Look through the listing and locate every line containing the word "JSON"; copy those lines.

##########

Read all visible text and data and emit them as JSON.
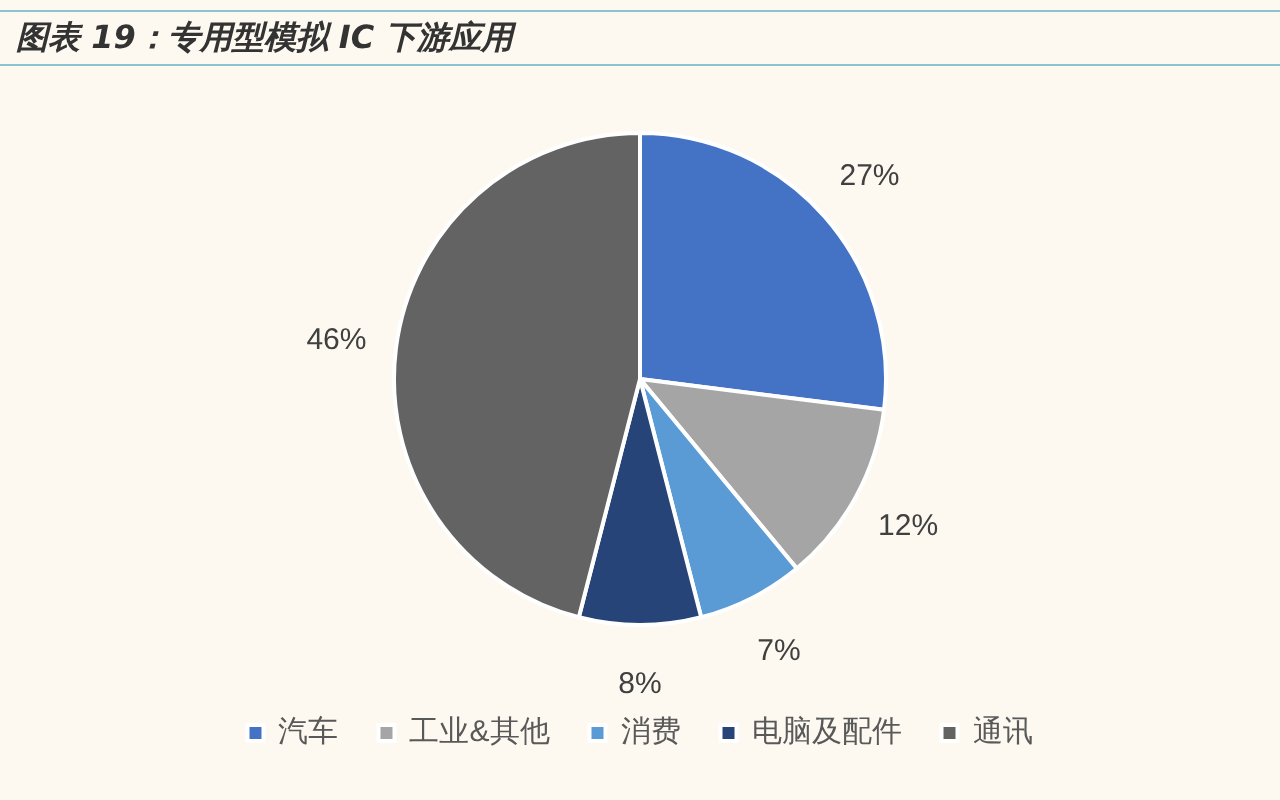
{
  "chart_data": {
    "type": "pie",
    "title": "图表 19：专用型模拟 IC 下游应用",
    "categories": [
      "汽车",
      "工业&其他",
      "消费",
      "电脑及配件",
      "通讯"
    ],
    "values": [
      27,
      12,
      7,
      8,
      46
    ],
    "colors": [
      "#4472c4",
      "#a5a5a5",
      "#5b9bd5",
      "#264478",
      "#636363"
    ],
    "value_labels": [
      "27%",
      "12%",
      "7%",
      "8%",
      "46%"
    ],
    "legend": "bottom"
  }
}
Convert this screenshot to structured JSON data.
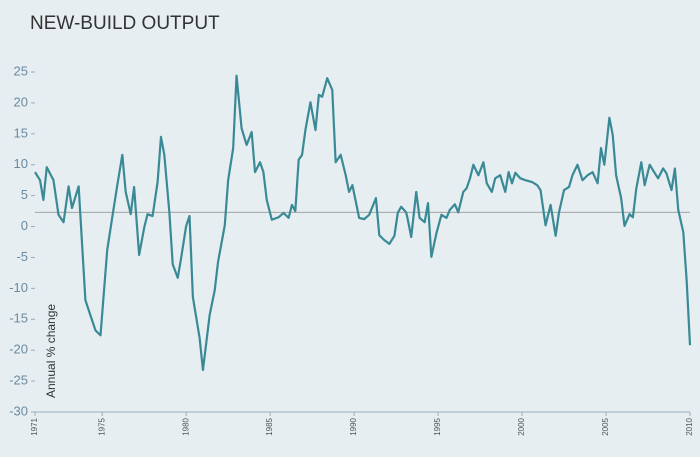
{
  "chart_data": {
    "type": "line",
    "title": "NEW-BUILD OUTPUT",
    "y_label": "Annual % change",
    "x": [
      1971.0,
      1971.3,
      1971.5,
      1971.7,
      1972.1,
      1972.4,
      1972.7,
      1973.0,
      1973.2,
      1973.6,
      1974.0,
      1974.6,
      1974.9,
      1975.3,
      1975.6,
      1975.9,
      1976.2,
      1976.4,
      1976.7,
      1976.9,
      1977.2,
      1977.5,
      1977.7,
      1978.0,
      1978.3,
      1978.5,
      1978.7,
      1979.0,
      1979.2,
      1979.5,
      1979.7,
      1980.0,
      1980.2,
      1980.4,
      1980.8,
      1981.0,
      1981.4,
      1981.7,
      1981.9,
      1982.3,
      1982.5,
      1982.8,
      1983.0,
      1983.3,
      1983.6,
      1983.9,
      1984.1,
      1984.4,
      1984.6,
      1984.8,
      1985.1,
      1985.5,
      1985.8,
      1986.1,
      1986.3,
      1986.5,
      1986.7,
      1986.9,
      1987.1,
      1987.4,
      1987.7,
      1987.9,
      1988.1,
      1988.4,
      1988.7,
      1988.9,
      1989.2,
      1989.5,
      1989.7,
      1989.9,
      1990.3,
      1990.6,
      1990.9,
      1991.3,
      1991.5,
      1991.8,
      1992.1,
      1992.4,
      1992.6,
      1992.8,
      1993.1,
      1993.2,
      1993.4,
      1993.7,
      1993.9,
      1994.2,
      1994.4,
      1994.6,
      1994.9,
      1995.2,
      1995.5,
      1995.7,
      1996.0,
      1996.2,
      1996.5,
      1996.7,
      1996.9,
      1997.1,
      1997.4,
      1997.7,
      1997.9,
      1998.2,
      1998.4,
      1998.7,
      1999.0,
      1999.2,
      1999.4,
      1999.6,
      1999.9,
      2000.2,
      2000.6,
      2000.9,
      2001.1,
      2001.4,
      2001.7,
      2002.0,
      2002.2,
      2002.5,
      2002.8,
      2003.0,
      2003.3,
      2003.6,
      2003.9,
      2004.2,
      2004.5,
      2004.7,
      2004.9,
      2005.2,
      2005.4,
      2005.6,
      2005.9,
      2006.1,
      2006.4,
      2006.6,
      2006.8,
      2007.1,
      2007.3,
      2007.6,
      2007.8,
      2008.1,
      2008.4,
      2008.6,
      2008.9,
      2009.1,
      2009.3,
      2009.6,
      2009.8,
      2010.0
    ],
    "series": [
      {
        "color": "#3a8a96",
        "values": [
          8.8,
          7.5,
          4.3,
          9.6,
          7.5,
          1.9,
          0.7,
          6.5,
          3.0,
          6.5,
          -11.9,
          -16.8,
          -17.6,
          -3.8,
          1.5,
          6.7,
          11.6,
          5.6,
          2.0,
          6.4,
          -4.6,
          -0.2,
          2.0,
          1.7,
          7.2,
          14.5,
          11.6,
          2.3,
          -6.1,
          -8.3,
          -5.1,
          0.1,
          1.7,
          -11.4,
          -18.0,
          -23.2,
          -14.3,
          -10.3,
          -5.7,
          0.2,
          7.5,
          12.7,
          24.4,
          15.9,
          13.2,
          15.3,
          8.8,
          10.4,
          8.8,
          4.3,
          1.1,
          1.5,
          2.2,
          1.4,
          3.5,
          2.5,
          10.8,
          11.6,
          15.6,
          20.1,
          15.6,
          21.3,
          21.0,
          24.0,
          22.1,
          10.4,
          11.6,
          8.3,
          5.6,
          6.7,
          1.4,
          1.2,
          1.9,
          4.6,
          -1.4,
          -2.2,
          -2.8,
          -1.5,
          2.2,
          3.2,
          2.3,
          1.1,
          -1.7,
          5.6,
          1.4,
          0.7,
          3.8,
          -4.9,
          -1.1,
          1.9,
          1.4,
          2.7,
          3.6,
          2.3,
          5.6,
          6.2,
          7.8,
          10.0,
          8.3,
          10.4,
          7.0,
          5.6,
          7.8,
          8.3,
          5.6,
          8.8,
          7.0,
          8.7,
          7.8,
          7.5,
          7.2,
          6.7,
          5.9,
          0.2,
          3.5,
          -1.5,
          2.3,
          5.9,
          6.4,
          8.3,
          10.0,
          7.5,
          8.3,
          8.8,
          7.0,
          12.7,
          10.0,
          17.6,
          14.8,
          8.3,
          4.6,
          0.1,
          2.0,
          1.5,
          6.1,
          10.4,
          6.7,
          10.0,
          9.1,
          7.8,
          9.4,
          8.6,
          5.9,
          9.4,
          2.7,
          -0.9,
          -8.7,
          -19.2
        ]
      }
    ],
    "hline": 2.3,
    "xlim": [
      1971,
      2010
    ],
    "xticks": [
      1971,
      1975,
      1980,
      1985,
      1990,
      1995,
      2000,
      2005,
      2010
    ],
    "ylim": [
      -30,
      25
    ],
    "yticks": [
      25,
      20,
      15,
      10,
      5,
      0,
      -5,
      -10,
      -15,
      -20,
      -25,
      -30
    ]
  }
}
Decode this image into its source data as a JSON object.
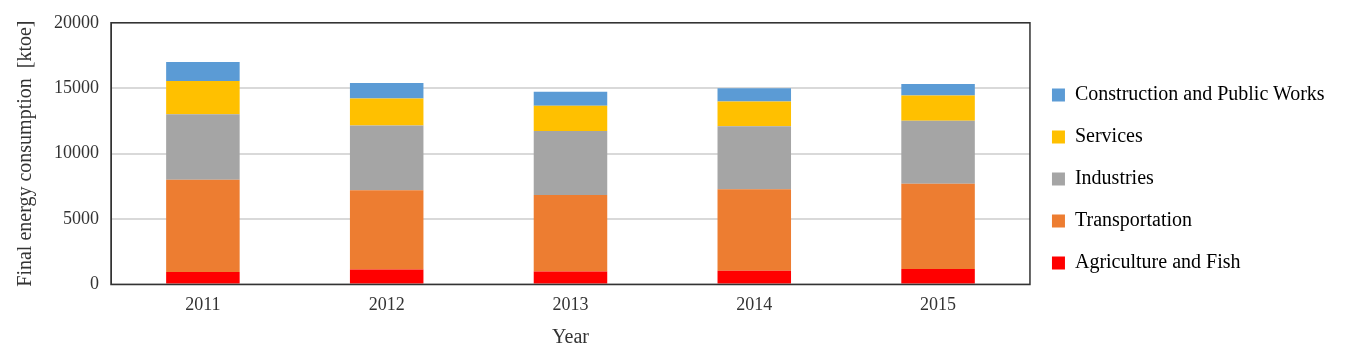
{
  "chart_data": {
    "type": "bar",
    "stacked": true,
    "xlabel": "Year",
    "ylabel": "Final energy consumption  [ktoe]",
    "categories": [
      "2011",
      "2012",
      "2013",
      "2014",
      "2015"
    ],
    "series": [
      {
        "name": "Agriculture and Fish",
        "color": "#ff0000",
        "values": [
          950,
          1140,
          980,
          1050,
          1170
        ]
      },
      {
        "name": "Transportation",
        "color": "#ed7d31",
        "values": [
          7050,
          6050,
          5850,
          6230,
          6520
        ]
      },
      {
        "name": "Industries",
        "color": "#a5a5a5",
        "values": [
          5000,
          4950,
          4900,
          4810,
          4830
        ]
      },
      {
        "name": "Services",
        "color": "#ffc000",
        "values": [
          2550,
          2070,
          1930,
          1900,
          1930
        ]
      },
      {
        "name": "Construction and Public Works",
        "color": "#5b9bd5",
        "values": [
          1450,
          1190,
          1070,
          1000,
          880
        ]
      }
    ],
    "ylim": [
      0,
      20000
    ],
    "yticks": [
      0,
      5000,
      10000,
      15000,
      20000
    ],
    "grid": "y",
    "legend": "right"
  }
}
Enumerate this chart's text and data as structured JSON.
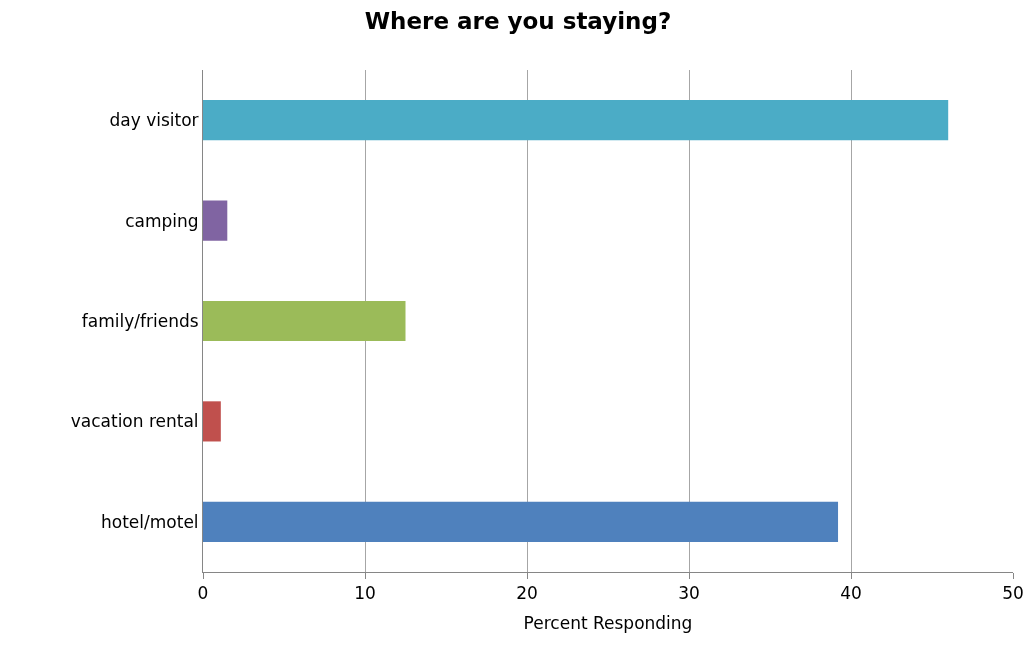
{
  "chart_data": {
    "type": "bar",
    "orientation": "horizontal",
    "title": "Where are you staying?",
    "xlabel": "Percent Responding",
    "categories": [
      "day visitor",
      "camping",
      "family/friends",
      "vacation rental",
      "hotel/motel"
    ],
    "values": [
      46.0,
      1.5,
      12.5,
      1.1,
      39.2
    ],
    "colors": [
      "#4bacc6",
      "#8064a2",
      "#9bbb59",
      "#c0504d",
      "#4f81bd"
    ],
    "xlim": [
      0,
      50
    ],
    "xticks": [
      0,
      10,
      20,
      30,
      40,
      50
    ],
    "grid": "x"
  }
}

##########

## Answer below
Read all visible text and data and emit them as JSON.
Convert this screenshot to structured JSON data.
Decode this image into its source data as a JSON object.
Enumerate this chart's text and data as structured JSON.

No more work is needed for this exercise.